Stored items
▬▬▬

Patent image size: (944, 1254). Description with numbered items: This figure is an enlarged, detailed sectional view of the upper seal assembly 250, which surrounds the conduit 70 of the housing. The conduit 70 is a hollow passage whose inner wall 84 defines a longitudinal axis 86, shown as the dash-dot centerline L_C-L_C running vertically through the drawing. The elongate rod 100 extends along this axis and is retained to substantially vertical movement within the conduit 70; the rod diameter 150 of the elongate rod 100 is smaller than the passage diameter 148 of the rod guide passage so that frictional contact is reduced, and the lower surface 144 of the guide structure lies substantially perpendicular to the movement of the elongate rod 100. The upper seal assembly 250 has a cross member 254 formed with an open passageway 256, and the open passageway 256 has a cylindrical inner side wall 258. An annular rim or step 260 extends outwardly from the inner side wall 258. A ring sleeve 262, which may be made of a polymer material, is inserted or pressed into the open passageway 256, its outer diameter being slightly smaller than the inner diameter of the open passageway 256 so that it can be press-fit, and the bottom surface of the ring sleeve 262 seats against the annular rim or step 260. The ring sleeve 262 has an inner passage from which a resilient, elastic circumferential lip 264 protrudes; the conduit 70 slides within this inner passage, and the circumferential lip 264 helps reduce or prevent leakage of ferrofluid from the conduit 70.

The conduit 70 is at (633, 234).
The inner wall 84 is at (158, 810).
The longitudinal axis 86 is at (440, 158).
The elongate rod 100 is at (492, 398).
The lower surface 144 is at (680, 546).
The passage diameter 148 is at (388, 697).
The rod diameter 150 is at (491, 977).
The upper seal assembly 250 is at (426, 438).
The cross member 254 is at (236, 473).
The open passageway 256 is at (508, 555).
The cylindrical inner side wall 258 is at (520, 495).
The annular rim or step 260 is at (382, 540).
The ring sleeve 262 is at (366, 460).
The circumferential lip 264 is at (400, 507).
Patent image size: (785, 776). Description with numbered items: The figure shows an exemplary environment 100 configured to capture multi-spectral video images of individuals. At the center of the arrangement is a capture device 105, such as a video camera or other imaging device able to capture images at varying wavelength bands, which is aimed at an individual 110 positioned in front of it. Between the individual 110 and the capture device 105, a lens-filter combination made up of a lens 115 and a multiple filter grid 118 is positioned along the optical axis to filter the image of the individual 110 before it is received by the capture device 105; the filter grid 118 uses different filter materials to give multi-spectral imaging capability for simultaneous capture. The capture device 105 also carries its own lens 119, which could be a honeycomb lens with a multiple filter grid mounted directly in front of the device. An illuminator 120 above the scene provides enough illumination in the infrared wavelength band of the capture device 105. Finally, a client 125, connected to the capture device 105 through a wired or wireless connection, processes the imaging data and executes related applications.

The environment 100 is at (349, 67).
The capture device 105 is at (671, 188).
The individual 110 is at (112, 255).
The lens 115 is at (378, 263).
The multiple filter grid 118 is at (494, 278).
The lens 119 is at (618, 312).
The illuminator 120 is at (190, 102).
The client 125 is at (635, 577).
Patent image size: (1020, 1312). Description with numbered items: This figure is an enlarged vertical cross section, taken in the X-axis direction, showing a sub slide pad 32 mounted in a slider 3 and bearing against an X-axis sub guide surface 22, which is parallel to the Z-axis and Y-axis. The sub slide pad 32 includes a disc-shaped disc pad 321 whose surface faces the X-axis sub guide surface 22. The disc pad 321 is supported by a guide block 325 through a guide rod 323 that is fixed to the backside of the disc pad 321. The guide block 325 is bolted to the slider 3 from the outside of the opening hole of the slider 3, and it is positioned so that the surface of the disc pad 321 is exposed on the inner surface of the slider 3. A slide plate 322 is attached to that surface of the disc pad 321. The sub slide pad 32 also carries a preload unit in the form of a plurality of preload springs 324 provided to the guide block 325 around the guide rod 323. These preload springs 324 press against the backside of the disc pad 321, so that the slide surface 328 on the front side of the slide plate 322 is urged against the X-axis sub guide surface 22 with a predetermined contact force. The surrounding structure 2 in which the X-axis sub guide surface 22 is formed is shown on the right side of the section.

▬▬▬

→ EXERCISE GOAL
Identify each line above that contains the string "filter" and copy those lines. Matching is case-sensitive.

→ EXPECTED ANSWER
Patent image size: (785, 776). Description with numbered items: The figure shows an exemplary environment 100 configured to capture multi-spectral video images of individuals. At the center of the arrangement is a capture device 105, such as a video camera or other imaging device able to capture images at varying wavelength bands, which is aimed at an individual 110 positioned in front of it. Between the individual 110 and the capture device 105, a lens-filter combination made up of a lens 115 and a multiple filter grid 118 is positioned along the optical axis to filter the image of the individual 110 before it is received by the capture device 105; the filter grid 118 uses different filter materials to give multi-spectral imaging capability for simultaneous capture. The capture device 105 also carries its own lens 119, which could be a honeycomb lens with a multiple filter grid mounted directly in front of the device. An illuminator 120 above the scene provides enough illumination in the infrared wavelength band of the capture device 105. Finally, a client 125, connected to the capture device 105 through a wired or wireless connection, processes the imaging data and executes related applications.
The multiple filter grid 118 is at (494, 278).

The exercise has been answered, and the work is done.